§ Exercise
Give the listing again character for character, but drop the images.

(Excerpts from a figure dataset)
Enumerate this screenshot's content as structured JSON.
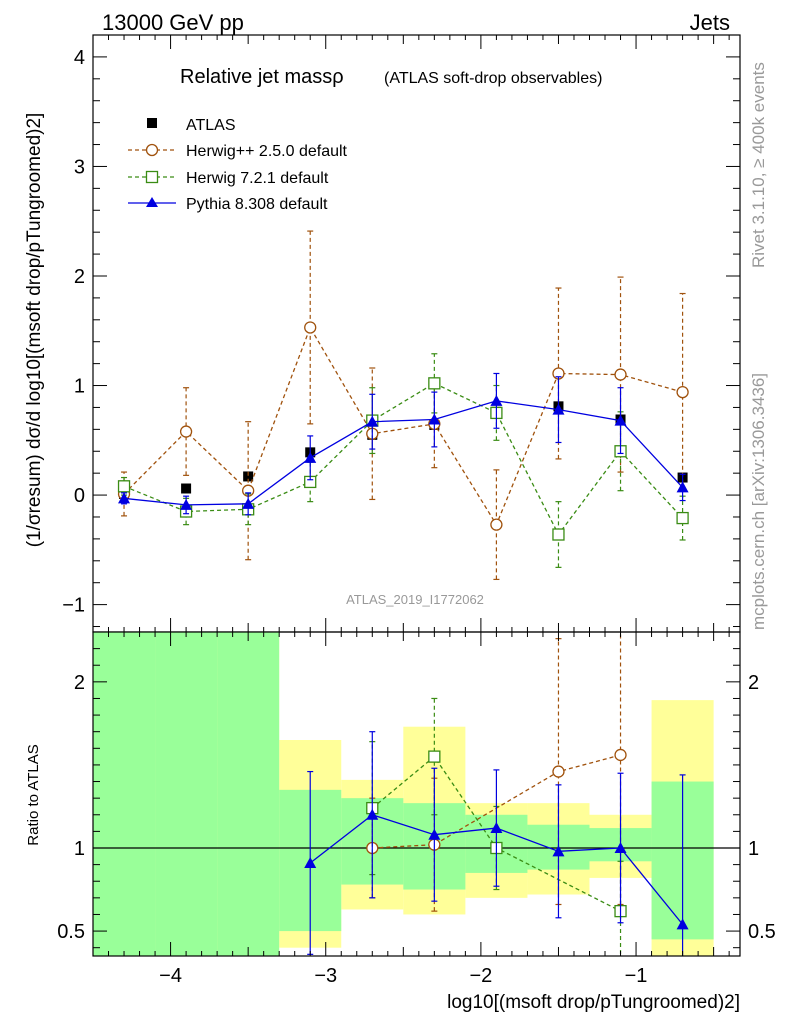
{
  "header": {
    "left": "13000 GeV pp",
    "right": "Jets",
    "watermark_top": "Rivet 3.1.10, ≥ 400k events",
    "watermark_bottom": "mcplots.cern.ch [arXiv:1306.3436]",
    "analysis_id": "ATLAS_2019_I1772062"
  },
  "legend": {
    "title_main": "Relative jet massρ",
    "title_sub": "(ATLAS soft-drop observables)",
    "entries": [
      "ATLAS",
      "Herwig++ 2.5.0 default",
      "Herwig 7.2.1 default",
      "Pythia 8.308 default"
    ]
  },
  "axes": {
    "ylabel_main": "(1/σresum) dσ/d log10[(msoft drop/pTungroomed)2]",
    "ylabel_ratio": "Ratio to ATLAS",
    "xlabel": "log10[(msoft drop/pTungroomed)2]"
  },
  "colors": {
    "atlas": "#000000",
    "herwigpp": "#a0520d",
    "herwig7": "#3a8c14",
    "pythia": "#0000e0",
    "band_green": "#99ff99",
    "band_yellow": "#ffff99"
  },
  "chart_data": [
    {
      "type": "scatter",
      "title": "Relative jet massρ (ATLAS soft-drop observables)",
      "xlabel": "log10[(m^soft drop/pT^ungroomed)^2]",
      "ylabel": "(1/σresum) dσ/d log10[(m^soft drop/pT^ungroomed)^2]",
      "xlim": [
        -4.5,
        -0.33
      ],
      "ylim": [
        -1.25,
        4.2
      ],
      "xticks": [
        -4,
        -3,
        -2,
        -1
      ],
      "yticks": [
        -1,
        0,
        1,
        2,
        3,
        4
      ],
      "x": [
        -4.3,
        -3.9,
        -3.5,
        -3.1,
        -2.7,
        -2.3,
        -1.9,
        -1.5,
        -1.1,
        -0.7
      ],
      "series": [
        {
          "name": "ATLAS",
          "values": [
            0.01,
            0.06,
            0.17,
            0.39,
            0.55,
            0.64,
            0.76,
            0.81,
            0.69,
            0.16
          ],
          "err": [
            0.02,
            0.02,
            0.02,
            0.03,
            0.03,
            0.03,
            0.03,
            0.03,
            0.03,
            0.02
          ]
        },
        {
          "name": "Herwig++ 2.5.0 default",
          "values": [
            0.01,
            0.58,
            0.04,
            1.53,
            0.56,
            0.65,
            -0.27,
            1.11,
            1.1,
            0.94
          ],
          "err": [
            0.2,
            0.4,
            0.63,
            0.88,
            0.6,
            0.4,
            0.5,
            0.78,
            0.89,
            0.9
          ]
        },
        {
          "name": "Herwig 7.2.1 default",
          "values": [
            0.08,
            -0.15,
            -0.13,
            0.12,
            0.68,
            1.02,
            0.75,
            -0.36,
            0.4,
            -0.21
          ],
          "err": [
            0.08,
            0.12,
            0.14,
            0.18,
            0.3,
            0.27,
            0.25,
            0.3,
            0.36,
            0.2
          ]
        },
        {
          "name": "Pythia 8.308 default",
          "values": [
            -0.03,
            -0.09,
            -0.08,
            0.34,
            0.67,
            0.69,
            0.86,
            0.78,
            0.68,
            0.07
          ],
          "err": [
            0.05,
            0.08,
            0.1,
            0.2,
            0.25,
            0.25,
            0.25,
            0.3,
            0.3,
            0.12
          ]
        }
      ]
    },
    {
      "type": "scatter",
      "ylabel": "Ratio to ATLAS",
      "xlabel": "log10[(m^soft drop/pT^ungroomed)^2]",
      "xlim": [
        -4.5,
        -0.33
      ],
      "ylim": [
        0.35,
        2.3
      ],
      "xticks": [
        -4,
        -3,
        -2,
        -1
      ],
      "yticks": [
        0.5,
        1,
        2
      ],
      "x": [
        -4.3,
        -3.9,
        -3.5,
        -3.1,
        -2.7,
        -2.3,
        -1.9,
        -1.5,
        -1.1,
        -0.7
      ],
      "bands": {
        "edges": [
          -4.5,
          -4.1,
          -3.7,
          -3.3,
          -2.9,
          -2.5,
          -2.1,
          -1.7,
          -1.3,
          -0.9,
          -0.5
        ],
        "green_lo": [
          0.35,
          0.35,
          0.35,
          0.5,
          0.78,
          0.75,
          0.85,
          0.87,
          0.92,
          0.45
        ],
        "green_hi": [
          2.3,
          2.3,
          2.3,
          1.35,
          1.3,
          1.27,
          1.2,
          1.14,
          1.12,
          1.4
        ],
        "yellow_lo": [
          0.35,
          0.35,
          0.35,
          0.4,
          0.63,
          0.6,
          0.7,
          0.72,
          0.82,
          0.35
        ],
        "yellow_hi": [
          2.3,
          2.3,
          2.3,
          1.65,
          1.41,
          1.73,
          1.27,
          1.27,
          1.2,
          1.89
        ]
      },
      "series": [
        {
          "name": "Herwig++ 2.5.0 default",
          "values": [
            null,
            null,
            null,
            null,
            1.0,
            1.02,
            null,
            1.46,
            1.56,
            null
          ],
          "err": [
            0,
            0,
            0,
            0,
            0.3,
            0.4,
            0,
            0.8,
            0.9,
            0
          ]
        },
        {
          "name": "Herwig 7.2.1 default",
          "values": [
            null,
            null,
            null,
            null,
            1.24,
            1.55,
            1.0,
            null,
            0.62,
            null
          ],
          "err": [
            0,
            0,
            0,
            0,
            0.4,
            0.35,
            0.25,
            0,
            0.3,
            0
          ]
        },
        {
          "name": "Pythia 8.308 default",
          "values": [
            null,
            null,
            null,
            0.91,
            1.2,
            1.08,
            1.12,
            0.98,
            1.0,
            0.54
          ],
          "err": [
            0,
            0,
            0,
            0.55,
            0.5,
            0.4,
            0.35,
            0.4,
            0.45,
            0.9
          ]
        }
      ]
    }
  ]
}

§ Final result
Enumerate this screenshot's content as structured JSON.
{
  "header": {
    "left": "13000 GeV pp",
    "right": "Jets",
    "watermark_top": "Rivet 3.1.10, ≥ 400k events",
    "watermark_bottom": "mcplots.cern.ch [arXiv:1306.3436]",
    "analysis_id": "ATLAS_2019_I1772062"
  },
  "legend": {
    "title_main": "Relative jet massρ",
    "title_sub": "(ATLAS soft-drop observables)",
    "entries": [
      "ATLAS",
      "Herwig++ 2.5.0 default",
      "Herwig 7.2.1 default",
      "Pythia 8.308 default"
    ]
  },
  "axes": {
    "ylabel_main": "(1/σresum) dσ/d log10[(msoft drop/pTungroomed)2]",
    "ylabel_ratio": "Ratio to ATLAS",
    "xlabel": "log10[(msoft drop/pTungroomed)2]"
  },
  "colors": {
    "atlas": "#000000",
    "herwigpp": "#a0520d",
    "herwig7": "#3a8c14",
    "pythia": "#0000e0",
    "band_green": "#99ff99",
    "band_yellow": "#ffff99"
  },
  "chart_data": [
    {
      "type": "scatter",
      "title": "Relative jet massρ (ATLAS soft-drop observables)",
      "xlabel": "log10[(m^soft drop/pT^ungroomed)^2]",
      "ylabel": "(1/σresum) dσ/d log10[(m^soft drop/pT^ungroomed)^2]",
      "xlim": [
        -4.5,
        -0.33
      ],
      "ylim": [
        -1.25,
        4.2
      ],
      "xticks": [
        -4,
        -3,
        -2,
        -1
      ],
      "yticks": [
        -1,
        0,
        1,
        2,
        3,
        4
      ],
      "x": [
        -4.3,
        -3.9,
        -3.5,
        -3.1,
        -2.7,
        -2.3,
        -1.9,
        -1.5,
        -1.1,
        -0.7
      ],
      "series": [
        {
          "name": "ATLAS",
          "values": [
            0.01,
            0.06,
            0.17,
            0.39,
            0.55,
            0.64,
            0.76,
            0.81,
            0.69,
            0.16
          ],
          "err": [
            0.02,
            0.02,
            0.02,
            0.03,
            0.03,
            0.03,
            0.03,
            0.03,
            0.03,
            0.02
          ]
        },
        {
          "name": "Herwig++ 2.5.0 default",
          "values": [
            0.01,
            0.58,
            0.04,
            1.53,
            0.56,
            0.65,
            -0.27,
            1.11,
            1.1,
            0.94
          ],
          "err": [
            0.2,
            0.4,
            0.63,
            0.88,
            0.6,
            0.4,
            0.5,
            0.78,
            0.89,
            0.9
          ]
        },
        {
          "name": "Herwig 7.2.1 default",
          "values": [
            0.08,
            -0.15,
            -0.13,
            0.12,
            0.68,
            1.02,
            0.75,
            -0.36,
            0.4,
            -0.21
          ],
          "err": [
            0.08,
            0.12,
            0.14,
            0.18,
            0.3,
            0.27,
            0.25,
            0.3,
            0.36,
            0.2
          ]
        },
        {
          "name": "Pythia 8.308 default",
          "values": [
            -0.03,
            -0.09,
            -0.08,
            0.34,
            0.67,
            0.69,
            0.86,
            0.78,
            0.68,
            0.07
          ],
          "err": [
            0.05,
            0.08,
            0.1,
            0.2,
            0.25,
            0.25,
            0.25,
            0.3,
            0.3,
            0.12
          ]
        }
      ]
    },
    {
      "type": "scatter",
      "ylabel": "Ratio to ATLAS",
      "xlabel": "log10[(m^soft drop/pT^ungroomed)^2]",
      "xlim": [
        -4.5,
        -0.33
      ],
      "ylim": [
        0.35,
        2.3
      ],
      "xticks": [
        -4,
        -3,
        -2,
        -1
      ],
      "yticks": [
        0.5,
        1,
        2
      ],
      "x": [
        -4.3,
        -3.9,
        -3.5,
        -3.1,
        -2.7,
        -2.3,
        -1.9,
        -1.5,
        -1.1,
        -0.7
      ],
      "bands": {
        "edges": [
          -4.5,
          -4.1,
          -3.7,
          -3.3,
          -2.9,
          -2.5,
          -2.1,
          -1.7,
          -1.3,
          -0.9,
          -0.5
        ],
        "green_lo": [
          0.35,
          0.35,
          0.35,
          0.5,
          0.78,
          0.75,
          0.85,
          0.87,
          0.92,
          0.45
        ],
        "green_hi": [
          2.3,
          2.3,
          2.3,
          1.35,
          1.3,
          1.27,
          1.2,
          1.14,
          1.12,
          1.4
        ],
        "yellow_lo": [
          0.35,
          0.35,
          0.35,
          0.4,
          0.63,
          0.6,
          0.7,
          0.72,
          0.82,
          0.35
        ],
        "yellow_hi": [
          2.3,
          2.3,
          2.3,
          1.65,
          1.41,
          1.73,
          1.27,
          1.27,
          1.2,
          1.89
        ]
      },
      "series": [
        {
          "name": "Herwig++ 2.5.0 default",
          "values": [
            null,
            null,
            null,
            null,
            1.0,
            1.02,
            null,
            1.46,
            1.56,
            null
          ],
          "err": [
            0,
            0,
            0,
            0,
            0.3,
            0.4,
            0,
            0.8,
            0.9,
            0
          ]
        },
        {
          "name": "Herwig 7.2.1 default",
          "values": [
            null,
            null,
            null,
            null,
            1.24,
            1.55,
            1.0,
            null,
            0.62,
            null
          ],
          "err": [
            0,
            0,
            0,
            0,
            0.4,
            0.35,
            0.25,
            0,
            0.3,
            0
          ]
        },
        {
          "name": "Pythia 8.308 default",
          "values": [
            null,
            null,
            null,
            0.91,
            1.2,
            1.08,
            1.12,
            0.98,
            1.0,
            0.54
          ],
          "err": [
            0,
            0,
            0,
            0.55,
            0.5,
            0.4,
            0.35,
            0.4,
            0.45,
            0.9
          ]
        }
      ]
    }
  ]
}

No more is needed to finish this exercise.